Instructions to follow -
Go through the entries and say how many lines contain the string "temps". The number is the whole answer.

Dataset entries
════════════════════

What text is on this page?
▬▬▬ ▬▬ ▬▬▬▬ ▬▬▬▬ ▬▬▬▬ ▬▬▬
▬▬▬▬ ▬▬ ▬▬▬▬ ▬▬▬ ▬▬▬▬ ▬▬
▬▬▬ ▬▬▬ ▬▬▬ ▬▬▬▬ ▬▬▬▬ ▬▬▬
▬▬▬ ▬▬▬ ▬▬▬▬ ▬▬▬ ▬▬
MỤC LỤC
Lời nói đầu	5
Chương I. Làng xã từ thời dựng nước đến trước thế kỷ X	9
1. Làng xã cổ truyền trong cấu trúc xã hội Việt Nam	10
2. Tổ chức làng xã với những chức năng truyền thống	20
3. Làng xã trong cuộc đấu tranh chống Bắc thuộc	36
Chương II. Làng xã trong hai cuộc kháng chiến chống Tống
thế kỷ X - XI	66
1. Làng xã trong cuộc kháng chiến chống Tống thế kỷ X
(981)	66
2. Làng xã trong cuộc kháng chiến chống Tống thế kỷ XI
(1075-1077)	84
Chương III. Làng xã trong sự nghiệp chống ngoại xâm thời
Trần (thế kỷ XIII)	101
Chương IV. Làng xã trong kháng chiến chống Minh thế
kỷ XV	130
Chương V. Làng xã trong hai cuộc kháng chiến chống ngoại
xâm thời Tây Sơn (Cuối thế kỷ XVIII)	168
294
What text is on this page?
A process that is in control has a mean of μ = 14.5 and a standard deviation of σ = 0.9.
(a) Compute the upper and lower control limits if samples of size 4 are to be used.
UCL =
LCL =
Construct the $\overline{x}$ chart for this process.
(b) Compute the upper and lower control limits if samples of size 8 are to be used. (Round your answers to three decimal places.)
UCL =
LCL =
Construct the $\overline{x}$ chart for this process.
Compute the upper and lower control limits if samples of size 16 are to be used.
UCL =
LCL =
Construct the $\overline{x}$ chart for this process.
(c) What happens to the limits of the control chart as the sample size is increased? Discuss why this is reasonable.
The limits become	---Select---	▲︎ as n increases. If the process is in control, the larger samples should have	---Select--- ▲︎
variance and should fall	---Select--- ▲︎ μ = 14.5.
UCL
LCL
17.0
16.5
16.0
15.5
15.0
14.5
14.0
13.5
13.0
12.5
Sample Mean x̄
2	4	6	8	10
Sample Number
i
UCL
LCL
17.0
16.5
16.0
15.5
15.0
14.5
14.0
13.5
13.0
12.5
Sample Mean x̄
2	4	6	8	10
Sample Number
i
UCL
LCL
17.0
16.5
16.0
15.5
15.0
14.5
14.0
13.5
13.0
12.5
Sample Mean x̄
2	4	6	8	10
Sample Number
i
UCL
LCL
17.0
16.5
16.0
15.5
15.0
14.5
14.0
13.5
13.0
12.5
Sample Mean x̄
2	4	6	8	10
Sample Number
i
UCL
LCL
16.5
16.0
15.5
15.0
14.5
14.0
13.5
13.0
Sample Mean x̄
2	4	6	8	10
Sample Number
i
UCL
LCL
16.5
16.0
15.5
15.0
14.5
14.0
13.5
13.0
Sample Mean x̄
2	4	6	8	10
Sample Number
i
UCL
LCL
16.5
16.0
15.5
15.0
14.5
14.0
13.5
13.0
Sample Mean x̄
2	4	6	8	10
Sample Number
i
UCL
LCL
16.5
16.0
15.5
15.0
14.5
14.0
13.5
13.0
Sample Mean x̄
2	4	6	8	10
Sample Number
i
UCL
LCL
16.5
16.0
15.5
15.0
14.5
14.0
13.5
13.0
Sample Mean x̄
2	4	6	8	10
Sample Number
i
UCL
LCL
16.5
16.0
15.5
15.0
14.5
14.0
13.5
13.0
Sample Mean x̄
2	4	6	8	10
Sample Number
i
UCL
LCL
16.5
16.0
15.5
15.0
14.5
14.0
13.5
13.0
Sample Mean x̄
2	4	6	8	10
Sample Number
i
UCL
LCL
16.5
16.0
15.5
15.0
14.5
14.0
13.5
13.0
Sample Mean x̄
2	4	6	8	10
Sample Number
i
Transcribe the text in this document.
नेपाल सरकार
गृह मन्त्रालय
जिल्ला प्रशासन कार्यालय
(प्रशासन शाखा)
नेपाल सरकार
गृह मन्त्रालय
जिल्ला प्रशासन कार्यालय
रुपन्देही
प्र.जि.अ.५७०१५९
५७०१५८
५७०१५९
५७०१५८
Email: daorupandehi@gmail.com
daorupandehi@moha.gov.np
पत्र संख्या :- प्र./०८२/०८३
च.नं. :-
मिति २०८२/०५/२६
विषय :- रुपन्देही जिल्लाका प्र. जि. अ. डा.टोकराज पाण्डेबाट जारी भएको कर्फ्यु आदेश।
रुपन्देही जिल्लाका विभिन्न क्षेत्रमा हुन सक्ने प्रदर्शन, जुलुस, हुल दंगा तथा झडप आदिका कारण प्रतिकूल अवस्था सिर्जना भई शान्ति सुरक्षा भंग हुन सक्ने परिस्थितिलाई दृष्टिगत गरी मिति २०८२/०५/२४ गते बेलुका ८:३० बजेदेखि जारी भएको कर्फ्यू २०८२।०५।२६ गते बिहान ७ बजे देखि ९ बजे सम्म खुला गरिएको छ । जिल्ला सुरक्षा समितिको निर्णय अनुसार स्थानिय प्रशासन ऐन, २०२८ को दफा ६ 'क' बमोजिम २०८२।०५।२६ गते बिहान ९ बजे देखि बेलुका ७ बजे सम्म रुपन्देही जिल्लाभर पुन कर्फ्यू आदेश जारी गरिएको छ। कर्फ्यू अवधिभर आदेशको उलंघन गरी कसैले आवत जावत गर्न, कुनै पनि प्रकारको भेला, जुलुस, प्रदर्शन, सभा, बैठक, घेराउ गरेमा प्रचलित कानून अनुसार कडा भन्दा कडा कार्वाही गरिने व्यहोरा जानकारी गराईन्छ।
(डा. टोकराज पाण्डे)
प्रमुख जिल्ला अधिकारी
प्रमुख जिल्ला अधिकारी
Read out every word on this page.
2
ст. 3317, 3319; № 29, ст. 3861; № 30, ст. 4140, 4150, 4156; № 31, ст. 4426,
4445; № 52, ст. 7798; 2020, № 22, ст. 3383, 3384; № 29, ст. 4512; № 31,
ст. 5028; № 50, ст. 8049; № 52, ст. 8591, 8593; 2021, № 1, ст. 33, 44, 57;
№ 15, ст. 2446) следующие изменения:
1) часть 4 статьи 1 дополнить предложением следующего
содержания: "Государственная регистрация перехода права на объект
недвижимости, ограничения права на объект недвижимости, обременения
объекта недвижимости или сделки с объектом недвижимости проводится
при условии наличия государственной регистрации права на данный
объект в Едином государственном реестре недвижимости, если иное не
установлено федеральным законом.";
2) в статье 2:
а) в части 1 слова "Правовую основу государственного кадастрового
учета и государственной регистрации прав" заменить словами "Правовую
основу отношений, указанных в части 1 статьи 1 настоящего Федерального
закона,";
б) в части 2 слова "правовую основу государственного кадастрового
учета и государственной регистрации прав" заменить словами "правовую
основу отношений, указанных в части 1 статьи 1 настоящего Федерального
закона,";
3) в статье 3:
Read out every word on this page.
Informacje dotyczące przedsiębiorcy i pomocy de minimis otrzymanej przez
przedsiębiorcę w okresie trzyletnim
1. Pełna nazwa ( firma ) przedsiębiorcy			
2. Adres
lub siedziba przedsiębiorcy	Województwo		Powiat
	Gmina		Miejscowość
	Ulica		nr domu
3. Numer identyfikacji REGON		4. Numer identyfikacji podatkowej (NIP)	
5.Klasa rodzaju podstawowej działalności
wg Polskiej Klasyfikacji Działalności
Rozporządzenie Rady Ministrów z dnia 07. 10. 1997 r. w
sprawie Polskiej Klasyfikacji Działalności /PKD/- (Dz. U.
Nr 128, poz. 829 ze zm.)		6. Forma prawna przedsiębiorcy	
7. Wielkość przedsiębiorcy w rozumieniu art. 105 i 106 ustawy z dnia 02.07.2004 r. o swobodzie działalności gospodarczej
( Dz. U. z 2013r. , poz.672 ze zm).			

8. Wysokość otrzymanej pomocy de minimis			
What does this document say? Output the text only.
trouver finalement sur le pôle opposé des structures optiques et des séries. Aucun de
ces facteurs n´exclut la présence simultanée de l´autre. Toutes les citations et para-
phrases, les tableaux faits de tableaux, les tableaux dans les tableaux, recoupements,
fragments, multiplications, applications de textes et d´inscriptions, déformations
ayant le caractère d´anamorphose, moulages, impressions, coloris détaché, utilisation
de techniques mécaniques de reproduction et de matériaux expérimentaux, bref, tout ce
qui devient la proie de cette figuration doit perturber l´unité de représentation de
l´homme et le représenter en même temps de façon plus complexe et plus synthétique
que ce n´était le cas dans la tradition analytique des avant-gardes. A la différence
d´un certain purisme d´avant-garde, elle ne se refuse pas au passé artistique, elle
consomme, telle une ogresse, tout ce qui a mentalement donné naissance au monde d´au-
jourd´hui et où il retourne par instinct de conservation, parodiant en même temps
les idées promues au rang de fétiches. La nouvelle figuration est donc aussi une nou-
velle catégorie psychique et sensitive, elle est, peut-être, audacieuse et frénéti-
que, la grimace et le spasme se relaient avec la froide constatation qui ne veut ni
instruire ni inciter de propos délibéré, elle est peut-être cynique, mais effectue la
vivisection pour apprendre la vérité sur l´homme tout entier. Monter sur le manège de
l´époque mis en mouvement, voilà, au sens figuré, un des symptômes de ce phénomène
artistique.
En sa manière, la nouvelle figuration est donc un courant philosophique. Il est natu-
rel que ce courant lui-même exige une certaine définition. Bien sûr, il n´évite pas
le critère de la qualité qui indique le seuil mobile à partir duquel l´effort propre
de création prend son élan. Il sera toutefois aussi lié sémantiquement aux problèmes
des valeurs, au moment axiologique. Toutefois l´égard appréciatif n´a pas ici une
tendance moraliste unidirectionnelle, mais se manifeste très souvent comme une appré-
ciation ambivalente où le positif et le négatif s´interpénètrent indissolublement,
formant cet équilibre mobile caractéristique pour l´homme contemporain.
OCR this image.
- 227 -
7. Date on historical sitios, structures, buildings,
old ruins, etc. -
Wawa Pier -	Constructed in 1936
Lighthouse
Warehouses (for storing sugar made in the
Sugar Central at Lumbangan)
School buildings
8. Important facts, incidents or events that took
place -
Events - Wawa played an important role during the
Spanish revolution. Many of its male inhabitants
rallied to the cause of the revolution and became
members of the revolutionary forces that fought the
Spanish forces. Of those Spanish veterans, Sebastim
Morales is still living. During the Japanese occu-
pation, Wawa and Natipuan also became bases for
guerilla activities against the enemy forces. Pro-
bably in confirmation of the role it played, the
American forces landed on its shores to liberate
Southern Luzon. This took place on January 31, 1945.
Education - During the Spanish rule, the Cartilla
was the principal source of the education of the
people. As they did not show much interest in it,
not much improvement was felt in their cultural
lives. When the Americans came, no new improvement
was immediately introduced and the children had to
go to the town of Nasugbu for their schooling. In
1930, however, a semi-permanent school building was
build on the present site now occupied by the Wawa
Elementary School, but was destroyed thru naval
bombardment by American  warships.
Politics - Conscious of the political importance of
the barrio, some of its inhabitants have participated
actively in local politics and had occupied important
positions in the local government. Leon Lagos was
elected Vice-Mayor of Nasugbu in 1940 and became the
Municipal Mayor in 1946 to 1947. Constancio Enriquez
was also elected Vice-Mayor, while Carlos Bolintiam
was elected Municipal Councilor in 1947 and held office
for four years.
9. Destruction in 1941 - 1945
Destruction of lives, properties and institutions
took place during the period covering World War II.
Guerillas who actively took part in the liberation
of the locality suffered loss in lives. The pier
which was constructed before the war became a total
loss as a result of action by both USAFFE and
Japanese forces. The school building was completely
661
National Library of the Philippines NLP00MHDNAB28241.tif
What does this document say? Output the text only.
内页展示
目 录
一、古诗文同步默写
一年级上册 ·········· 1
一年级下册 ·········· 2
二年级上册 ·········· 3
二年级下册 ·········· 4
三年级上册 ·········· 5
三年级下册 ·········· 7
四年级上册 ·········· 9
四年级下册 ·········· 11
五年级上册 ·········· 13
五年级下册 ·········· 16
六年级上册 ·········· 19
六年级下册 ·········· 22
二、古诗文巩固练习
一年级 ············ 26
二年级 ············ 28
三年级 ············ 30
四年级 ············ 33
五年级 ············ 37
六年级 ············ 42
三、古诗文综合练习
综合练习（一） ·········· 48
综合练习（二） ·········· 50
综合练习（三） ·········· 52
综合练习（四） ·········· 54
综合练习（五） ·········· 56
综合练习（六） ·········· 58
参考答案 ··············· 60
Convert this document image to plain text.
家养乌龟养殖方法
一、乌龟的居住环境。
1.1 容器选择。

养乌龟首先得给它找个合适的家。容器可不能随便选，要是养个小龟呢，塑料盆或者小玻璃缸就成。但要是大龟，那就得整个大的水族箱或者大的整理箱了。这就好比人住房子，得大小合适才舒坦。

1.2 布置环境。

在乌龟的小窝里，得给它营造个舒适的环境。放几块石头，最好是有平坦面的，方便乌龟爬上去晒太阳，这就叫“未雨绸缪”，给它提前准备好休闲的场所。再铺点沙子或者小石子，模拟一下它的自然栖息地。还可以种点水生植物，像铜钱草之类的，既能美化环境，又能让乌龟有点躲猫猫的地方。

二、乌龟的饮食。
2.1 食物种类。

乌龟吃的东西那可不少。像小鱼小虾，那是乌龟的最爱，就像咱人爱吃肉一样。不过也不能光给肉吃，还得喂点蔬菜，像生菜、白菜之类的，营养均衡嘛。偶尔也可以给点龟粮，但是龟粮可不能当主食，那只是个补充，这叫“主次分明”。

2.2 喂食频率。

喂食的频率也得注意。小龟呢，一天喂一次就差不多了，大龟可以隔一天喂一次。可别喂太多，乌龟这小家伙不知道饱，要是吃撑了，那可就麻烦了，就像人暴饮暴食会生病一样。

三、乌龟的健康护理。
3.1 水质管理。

════════════════════

Task output -
2